--- START OF DATA FOR THE TASK ---
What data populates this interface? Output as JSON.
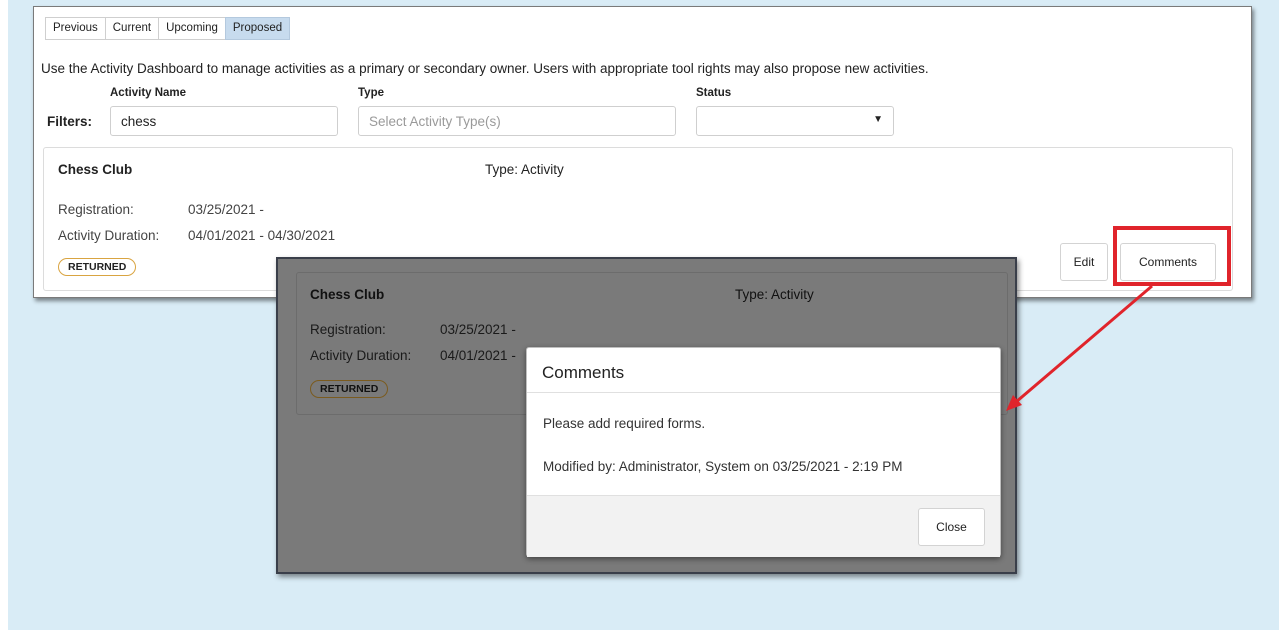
{
  "tabs": [
    {
      "label": "Previous",
      "active": false
    },
    {
      "label": "Current",
      "active": false
    },
    {
      "label": "Upcoming",
      "active": false
    },
    {
      "label": "Proposed",
      "active": true
    }
  ],
  "intro_text": "Use the Activity Dashboard to manage activities as a primary or secondary owner. Users with appropriate tool rights may also propose new activities.",
  "filters": {
    "label": "Filters:",
    "activity_name": {
      "label": "Activity Name",
      "value": "chess"
    },
    "type": {
      "label": "Type",
      "placeholder": "Select Activity Type(s)"
    },
    "status": {
      "label": "Status",
      "value": ""
    }
  },
  "activity": {
    "name": "Chess Club",
    "type": "Type: Activity",
    "registration_label": "Registration:",
    "registration_value": "03/25/2021 -",
    "duration_label": "Activity Duration:",
    "duration_value": "04/01/2021 - 04/30/2021",
    "duration_value_truncated": "04/01/2021 -",
    "status_badge": "RETURNED",
    "edit_label": "Edit",
    "comments_label": "Comments"
  },
  "comments_modal": {
    "title": "Comments",
    "comment": "Please add required forms.",
    "modified": "Modified by: Administrator, System on 03/25/2021 - 2:19 PM",
    "close_label": "Close"
  },
  "colors": {
    "highlight": "#e0242b",
    "page_background": "#d9ecf6",
    "active_tab": "#c7dbee",
    "badge_border": "#d9a441"
  }
}
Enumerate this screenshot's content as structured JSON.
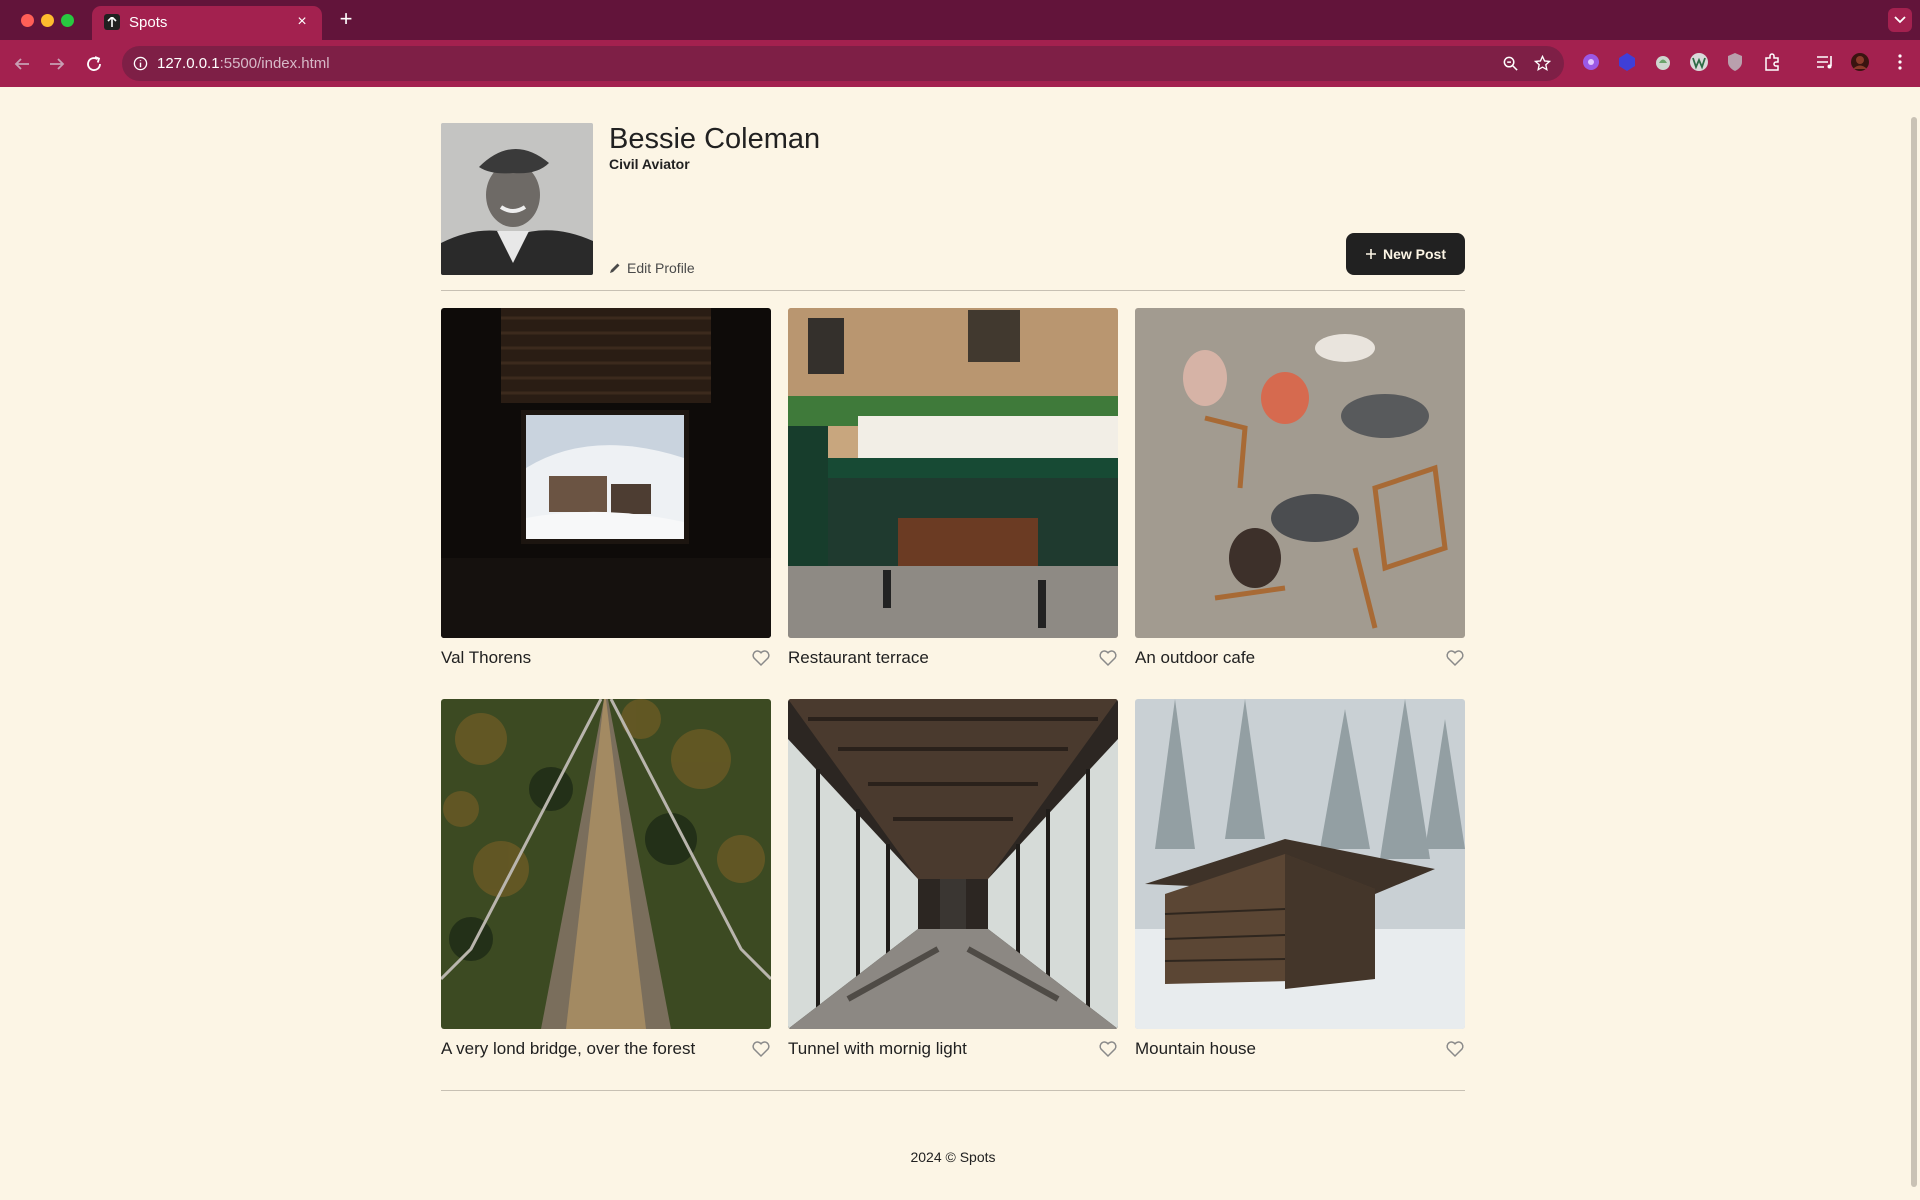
--- END OF DATA FOR THE TASK ---
### SHORT EXERCISE
In the records above, find each line that holds the word "JSON"; copy all such lines.

### FULL ANSWER
What data populates this interface? Output as JSON.
Enumerate this screenshot's content as structured JSON.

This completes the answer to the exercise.